## TASK OBJECTIVE:
Read the records and write them out again exactly.

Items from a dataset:
^^^^

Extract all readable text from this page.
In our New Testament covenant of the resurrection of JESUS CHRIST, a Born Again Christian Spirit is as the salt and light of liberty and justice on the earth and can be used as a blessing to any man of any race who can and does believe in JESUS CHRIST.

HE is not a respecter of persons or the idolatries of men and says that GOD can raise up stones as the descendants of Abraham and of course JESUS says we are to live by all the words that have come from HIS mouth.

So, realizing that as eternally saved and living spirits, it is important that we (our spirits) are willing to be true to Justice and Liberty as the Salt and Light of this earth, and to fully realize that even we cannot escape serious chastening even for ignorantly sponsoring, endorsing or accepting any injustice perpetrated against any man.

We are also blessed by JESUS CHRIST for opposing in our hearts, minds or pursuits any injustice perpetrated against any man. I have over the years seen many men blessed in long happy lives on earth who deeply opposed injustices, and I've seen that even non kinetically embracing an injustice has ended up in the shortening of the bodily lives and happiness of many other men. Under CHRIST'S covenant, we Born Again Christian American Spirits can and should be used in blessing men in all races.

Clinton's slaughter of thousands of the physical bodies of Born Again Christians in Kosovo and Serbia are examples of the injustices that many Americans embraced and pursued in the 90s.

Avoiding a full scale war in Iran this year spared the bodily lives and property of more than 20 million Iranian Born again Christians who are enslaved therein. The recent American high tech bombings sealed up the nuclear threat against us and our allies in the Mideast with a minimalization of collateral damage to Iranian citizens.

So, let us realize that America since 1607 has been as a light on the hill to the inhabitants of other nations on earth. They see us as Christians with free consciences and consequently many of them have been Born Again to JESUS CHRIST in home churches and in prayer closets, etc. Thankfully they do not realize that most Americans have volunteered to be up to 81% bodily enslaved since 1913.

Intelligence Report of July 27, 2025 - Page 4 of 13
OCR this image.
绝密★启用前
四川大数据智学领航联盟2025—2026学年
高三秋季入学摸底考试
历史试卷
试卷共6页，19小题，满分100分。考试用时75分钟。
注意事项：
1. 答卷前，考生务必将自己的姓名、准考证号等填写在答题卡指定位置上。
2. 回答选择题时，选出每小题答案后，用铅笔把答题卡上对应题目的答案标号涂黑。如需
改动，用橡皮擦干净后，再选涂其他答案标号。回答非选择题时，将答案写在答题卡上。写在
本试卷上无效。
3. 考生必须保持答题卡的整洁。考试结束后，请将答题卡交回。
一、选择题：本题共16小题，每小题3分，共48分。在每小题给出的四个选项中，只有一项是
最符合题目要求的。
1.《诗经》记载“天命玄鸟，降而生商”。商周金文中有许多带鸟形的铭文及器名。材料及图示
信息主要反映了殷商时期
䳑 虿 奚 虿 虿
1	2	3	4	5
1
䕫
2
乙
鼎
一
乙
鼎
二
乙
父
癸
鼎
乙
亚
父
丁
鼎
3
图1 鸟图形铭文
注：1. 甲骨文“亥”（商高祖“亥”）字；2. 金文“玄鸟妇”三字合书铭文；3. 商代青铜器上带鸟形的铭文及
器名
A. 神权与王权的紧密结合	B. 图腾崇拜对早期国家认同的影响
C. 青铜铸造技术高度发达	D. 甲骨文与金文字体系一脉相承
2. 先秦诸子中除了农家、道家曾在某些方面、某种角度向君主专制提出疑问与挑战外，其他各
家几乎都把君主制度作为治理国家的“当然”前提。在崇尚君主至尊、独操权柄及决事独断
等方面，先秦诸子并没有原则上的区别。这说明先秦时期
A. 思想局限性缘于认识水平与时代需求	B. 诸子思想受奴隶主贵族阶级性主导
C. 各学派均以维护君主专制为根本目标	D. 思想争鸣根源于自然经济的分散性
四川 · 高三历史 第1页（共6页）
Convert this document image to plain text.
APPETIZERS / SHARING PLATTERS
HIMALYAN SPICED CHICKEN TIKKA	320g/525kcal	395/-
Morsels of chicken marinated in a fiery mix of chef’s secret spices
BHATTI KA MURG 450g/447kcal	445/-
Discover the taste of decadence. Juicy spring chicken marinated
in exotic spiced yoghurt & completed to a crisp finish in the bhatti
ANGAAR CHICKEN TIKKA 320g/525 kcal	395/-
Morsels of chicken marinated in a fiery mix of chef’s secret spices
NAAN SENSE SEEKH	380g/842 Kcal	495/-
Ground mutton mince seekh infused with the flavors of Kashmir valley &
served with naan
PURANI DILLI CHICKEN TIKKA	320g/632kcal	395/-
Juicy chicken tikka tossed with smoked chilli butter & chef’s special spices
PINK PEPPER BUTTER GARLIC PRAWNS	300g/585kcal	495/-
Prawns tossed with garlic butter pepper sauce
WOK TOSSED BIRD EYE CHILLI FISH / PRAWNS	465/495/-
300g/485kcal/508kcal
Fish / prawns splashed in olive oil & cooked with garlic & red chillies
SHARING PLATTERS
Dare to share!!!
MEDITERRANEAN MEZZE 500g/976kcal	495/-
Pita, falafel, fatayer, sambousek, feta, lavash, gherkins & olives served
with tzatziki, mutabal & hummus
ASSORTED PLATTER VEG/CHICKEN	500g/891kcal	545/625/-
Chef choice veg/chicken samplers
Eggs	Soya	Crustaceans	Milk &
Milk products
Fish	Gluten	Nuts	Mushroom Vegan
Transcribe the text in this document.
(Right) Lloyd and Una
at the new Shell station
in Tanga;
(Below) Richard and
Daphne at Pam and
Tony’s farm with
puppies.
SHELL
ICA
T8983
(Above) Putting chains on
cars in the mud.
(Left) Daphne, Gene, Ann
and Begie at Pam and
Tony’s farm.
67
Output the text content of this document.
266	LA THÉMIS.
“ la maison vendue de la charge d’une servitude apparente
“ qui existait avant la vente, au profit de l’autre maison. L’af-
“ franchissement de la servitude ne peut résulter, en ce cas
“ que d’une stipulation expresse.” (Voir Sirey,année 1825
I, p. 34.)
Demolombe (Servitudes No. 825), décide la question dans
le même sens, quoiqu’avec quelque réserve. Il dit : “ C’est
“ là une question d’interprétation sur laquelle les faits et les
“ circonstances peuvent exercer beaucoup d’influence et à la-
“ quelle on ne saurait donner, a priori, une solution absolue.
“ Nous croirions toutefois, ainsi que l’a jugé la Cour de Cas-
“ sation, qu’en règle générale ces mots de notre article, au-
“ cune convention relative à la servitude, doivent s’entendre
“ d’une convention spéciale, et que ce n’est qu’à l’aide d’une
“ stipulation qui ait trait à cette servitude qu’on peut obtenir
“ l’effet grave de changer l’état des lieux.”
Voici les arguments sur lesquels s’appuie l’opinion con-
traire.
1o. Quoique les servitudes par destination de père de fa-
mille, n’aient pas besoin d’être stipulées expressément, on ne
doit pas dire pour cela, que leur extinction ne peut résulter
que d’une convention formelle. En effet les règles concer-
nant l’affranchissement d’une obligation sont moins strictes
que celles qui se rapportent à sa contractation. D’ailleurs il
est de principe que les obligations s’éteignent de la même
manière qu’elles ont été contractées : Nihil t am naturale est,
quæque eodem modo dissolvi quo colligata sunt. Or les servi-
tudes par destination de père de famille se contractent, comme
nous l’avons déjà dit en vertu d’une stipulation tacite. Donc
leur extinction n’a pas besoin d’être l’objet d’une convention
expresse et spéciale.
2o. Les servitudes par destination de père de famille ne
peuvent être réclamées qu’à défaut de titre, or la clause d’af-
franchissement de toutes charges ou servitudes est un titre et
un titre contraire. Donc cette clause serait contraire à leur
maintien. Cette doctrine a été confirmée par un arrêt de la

^^^^

## COMPLETED EXERCISE:
Extract all readable text from this page.
In our New Testament covenant of the resurrection of JESUS CHRIST, a Born Again Christian Spirit is as the salt and light of liberty and justice on the earth and can be used as a blessing to any man of any race who can and does believe in JESUS CHRIST.

HE is not a respecter of persons or the idolatries of men and says that GOD can raise up stones as the descendants of Abraham and of course JESUS says we are to live by all the words that have come from HIS mouth.

So, realizing that as eternally saved and living spirits, it is important that we (our spirits) are willing to be true to Justice and Liberty as the Salt and Light of this earth, and to fully realize that even we cannot escape serious chastening even for ignorantly sponsoring, endorsing or accepting any injustice perpetrated against any man.

We are also blessed by JESUS CHRIST for opposing in our hearts, minds or pursuits any injustice perpetrated against any man. I have over the years seen many men blessed in long happy lives on earth who deeply opposed injustices, and I've seen that even non kinetically embracing an injustice has ended up in the shortening of the bodily lives and happiness of many other men. Under CHRIST'S covenant, we Born Again Christian American Spirits can and should be used in blessing men in all races.

Clinton's slaughter of thousands of the physical bodies of Born Again Christians in Kosovo and Serbia are examples of the injustices that many Americans embraced and pursued in the 90s.

Avoiding a full scale war in Iran this year spared the bodily lives and property of more than 20 million Iranian Born again Christians who are enslaved therein. The recent American high tech bombings sealed up the nuclear threat against us and our allies in the Mideast with a minimalization of collateral damage to Iranian citizens.

So, let us realize that America since 1607 has been as a light on the hill to the inhabitants of other nations on earth. They see us as Christians with free consciences and consequently many of them have been Born Again to JESUS CHRIST in home churches and in prayer closets, etc. Thankfully they do not realize that most Americans have volunteered to be up to 81% bodily enslaved since 1913.

Intelligence Report of July 27, 2025 - Page 4 of 13
OCR this image.
绝密★启用前
四川大数据智学领航联盟2025—2026学年
高三秋季入学摸底考试
历史试卷
试卷共6页，19小题，满分100分。考试用时75分钟。
注意事项：
1. 答卷前，考生务必将自己的姓名、准考证号等填写在答题卡指定位置上。
2. 回答选择题时，选出每小题答案后，用铅笔把答题卡上对应题目的答案标号涂黑。如需
改动，用橡皮擦干净后，再选涂其他答案标号。回答非选择题时，将答案写在答题卡上。写在
本试卷上无效。
3. 考生必须保持答题卡的整洁。考试结束后，请将答题卡交回。
一、选择题：本题共16小题，每小题3分，共48分。在每小题给出的四个选项中，只有一项是
最符合题目要求的。
1.《诗经》记载“天命玄鸟，降而生商”。商周金文中有许多带鸟形的铭文及器名。材料及图示
信息主要反映了殷商时期
䳑 虿 奚 虿 虿
1	2	3	4	5
1
䕫
2
乙
鼎
一
乙
鼎
二
乙
父
癸
鼎
乙
亚
父
丁
鼎
3
图1 鸟图形铭文
注：1. 甲骨文“亥”（商高祖“亥”）字；2. 金文“玄鸟妇”三字合书铭文；3. 商代青铜器上带鸟形的铭文及
器名
A. 神权与王权的紧密结合	B. 图腾崇拜对早期国家认同的影响
C. 青铜铸造技术高度发达	D. 甲骨文与金文字体系一脉相承
2. 先秦诸子中除了农家、道家曾在某些方面、某种角度向君主专制提出疑问与挑战外，其他各
家几乎都把君主制度作为治理国家的“当然”前提。在崇尚君主至尊、独操权柄及决事独断
等方面，先秦诸子并没有原则上的区别。这说明先秦时期
A. 思想局限性缘于认识水平与时代需求	B. 诸子思想受奴隶主贵族阶级性主导
C. 各学派均以维护君主专制为根本目标	D. 思想争鸣根源于自然经济的分散性
四川 · 高三历史 第1页（共6页）
Convert this document image to plain text.
APPETIZERS / SHARING PLATTERS
HIMALYAN SPICED CHICKEN TIKKA	320g/525kcal	395/-
Morsels of chicken marinated in a fiery mix of chef’s secret spices
BHATTI KA MURG 450g/447kcal	445/-
Discover the taste of decadence. Juicy spring chicken marinated
in exotic spiced yoghurt & completed to a crisp finish in the bhatti
ANGAAR CHICKEN TIKKA 320g/525 kcal	395/-
Morsels of chicken marinated in a fiery mix of chef’s secret spices
NAAN SENSE SEEKH	380g/842 Kcal	495/-
Ground mutton mince seekh infused with the flavors of Kashmir valley &
served with naan
PURANI DILLI CHICKEN TIKKA	320g/632kcal	395/-
Juicy chicken tikka tossed with smoked chilli butter & chef’s special spices
PINK PEPPER BUTTER GARLIC PRAWNS	300g/585kcal	495/-
Prawns tossed with garlic butter pepper sauce
WOK TOSSED BIRD EYE CHILLI FISH / PRAWNS	465/495/-
300g/485kcal/508kcal
Fish / prawns splashed in olive oil & cooked with garlic & red chillies
SHARING PLATTERS
Dare to share!!!
MEDITERRANEAN MEZZE 500g/976kcal	495/-
Pita, falafel, fatayer, sambousek, feta, lavash, gherkins & olives served
with tzatziki, mutabal & hummus
ASSORTED PLATTER VEG/CHICKEN	500g/891kcal	545/625/-
Chef choice veg/chicken samplers
Eggs	Soya	Crustaceans	Milk &
Milk products
Fish	Gluten	Nuts	Mushroom Vegan
Transcribe the text in this document.
(Right) Lloyd and Una
at the new Shell station
in Tanga;
(Below) Richard and
Daphne at Pam and
Tony’s farm with
puppies.
SHELL
ICA
T8983
(Above) Putting chains on
cars in the mud.
(Left) Daphne, Gene, Ann
and Begie at Pam and
Tony’s farm.
67
Output the text content of this document.
266	LA THÉMIS.
“ la maison vendue de la charge d’une servitude apparente
“ qui existait avant la vente, au profit de l’autre maison. L’af-
“ franchissement de la servitude ne peut résulter, en ce cas
“ que d’une stipulation expresse.” (Voir Sirey,année 1825
I, p. 34.)
Demolombe (Servitudes No. 825), décide la question dans
le même sens, quoiqu’avec quelque réserve. Il dit : “ C’est
“ là une question d’interprétation sur laquelle les faits et les
“ circonstances peuvent exercer beaucoup d’influence et à la-
“ quelle on ne saurait donner, a priori, une solution absolue.
“ Nous croirions toutefois, ainsi que l’a jugé la Cour de Cas-
“ sation, qu’en règle générale ces mots de notre article, au-
“ cune convention relative à la servitude, doivent s’entendre
“ d’une convention spéciale, et que ce n’est qu’à l’aide d’une
“ stipulation qui ait trait à cette servitude qu’on peut obtenir
“ l’effet grave de changer l’état des lieux.”
Voici les arguments sur lesquels s’appuie l’opinion con-
traire.
1o. Quoique les servitudes par destination de père de fa-
mille, n’aient pas besoin d’être stipulées expressément, on ne
doit pas dire pour cela, que leur extinction ne peut résulter
que d’une convention formelle. En effet les règles concer-
nant l’affranchissement d’une obligation sont moins strictes
que celles qui se rapportent à sa contractation. D’ailleurs il
est de principe que les obligations s’éteignent de la même
manière qu’elles ont été contractées : Nihil t am naturale est,
quæque eodem modo dissolvi quo colligata sunt. Or les servi-
tudes par destination de père de famille se contractent, comme
nous l’avons déjà dit en vertu d’une stipulation tacite. Donc
leur extinction n’a pas besoin d’être l’objet d’une convention
expresse et spéciale.
2o. Les servitudes par destination de père de famille ne
peuvent être réclamées qu’à défaut de titre, or la clause d’af-
franchissement de toutes charges ou servitudes est un titre et
un titre contraire. Donc cette clause serait contraire à leur
maintien. Cette doctrine a été confirmée par un arrêt de la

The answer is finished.